begin INFORMATION SUPPLIED
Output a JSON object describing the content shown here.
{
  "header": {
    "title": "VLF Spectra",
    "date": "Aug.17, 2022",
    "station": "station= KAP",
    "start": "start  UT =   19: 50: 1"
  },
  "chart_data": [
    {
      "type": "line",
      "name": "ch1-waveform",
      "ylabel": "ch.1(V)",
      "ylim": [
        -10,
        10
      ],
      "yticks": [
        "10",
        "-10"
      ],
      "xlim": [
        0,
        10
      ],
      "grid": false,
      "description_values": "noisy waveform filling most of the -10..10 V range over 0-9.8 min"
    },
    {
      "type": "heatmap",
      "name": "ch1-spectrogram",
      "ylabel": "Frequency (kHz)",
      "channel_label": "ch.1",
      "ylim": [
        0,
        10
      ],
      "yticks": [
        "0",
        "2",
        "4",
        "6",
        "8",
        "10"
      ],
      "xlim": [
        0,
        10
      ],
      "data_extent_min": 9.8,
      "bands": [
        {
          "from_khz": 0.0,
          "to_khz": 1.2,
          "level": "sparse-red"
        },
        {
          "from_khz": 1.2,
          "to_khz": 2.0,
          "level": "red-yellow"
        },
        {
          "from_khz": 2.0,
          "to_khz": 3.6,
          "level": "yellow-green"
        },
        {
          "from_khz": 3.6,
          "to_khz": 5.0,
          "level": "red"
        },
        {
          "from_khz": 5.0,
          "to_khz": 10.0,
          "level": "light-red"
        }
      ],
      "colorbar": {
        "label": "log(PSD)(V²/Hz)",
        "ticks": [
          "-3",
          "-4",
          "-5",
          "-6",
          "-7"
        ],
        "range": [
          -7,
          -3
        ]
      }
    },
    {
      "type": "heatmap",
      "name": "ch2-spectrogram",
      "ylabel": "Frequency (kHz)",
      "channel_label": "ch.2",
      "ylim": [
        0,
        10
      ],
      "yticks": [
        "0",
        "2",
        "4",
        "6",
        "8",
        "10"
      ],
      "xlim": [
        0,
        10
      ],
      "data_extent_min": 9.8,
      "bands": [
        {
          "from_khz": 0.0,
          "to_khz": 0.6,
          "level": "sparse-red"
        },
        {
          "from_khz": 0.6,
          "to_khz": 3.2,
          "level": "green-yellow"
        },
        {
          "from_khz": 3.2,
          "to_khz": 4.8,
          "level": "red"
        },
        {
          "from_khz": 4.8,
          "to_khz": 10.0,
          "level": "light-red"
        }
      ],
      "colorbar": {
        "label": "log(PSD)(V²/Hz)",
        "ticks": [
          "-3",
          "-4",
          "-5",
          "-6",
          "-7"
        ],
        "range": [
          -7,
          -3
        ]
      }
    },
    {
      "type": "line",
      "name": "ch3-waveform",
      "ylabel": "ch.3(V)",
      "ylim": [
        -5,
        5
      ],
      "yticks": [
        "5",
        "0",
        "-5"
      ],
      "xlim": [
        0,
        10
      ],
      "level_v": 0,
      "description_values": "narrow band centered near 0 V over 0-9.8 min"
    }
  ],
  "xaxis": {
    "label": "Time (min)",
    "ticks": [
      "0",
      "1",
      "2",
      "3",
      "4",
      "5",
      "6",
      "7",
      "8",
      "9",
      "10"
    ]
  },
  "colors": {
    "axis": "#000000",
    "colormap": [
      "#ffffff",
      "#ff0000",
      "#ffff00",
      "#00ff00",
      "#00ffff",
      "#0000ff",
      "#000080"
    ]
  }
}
end INFORMATION SUPPLIED
> _WRITTEN TASK_
Extract lines where the string "waveform" occurs.

> _SOLUTION TO THE PROBLEM_
      "name": "ch1-waveform",
      "description_values": "noisy waveform filling most of the -10..10 V range over 0-9.8 min"
      "name": "ch3-waveform",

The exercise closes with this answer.